**Task details:** From the listing below, copy every line with the word "category".
*** Records for processing
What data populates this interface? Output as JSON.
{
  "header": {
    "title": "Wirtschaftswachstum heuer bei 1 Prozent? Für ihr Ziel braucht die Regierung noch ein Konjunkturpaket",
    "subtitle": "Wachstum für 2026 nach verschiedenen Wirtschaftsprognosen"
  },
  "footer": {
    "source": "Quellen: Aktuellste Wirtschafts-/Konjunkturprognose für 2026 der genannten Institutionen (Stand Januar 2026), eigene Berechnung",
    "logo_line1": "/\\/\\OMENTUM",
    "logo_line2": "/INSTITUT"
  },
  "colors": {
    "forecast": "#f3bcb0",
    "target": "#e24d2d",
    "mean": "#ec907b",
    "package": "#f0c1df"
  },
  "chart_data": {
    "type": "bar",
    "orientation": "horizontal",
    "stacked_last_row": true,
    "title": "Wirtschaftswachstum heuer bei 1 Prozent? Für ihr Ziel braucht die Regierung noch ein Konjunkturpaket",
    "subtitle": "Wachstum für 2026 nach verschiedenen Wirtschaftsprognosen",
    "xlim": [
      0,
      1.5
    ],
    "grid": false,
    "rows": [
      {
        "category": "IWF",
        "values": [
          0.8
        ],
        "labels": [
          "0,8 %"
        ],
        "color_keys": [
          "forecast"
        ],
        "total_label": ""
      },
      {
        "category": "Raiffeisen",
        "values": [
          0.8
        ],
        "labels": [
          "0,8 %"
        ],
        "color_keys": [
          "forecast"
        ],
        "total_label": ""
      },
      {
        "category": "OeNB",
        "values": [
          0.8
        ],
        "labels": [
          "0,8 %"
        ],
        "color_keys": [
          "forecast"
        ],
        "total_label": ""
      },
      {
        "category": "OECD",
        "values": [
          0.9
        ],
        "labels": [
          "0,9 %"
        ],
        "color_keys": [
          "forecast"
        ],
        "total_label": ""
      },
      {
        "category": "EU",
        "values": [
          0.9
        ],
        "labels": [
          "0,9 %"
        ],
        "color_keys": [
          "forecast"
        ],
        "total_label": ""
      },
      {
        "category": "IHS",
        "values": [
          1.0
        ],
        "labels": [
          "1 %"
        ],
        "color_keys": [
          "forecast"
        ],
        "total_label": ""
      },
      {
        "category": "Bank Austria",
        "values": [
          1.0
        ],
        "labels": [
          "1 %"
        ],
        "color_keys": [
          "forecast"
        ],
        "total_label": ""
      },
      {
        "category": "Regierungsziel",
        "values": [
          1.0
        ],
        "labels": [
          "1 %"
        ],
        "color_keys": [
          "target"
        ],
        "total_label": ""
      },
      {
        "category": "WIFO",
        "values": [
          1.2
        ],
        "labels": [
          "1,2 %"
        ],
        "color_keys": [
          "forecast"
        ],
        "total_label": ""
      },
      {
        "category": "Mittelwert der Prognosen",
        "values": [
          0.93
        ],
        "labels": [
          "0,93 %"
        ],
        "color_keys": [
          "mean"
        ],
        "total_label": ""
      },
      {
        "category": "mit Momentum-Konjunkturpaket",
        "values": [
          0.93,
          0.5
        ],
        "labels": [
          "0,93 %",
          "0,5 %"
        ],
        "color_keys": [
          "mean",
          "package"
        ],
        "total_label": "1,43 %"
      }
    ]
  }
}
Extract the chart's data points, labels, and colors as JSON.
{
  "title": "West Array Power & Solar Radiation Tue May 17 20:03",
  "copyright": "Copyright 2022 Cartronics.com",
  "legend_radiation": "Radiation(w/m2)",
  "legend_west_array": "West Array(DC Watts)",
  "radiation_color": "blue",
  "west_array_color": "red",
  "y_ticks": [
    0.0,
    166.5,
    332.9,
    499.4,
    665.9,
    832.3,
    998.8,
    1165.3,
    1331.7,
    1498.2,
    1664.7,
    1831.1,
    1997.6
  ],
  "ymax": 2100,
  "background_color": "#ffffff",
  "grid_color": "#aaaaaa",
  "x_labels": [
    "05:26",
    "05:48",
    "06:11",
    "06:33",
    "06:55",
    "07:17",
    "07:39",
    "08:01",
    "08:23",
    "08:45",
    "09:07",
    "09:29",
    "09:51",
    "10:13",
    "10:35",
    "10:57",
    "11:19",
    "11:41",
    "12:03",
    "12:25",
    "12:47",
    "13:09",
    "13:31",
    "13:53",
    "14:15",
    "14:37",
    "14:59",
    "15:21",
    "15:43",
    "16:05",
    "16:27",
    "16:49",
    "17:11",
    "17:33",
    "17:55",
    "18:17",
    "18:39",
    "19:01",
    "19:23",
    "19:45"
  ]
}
******
**Output:**
        "category": "IWF",
        "category": "Raiffeisen",
        "category": "OeNB",
        "category": "OECD",
        "category": "EU",
        "category": "IHS",
        "category": "Bank Austria",
        "category": "Regierungsziel",
        "category": "WIFO",
        "category": "Mittelwert der Prognosen",
        "category": "mit Momentum-Konjunkturpaket",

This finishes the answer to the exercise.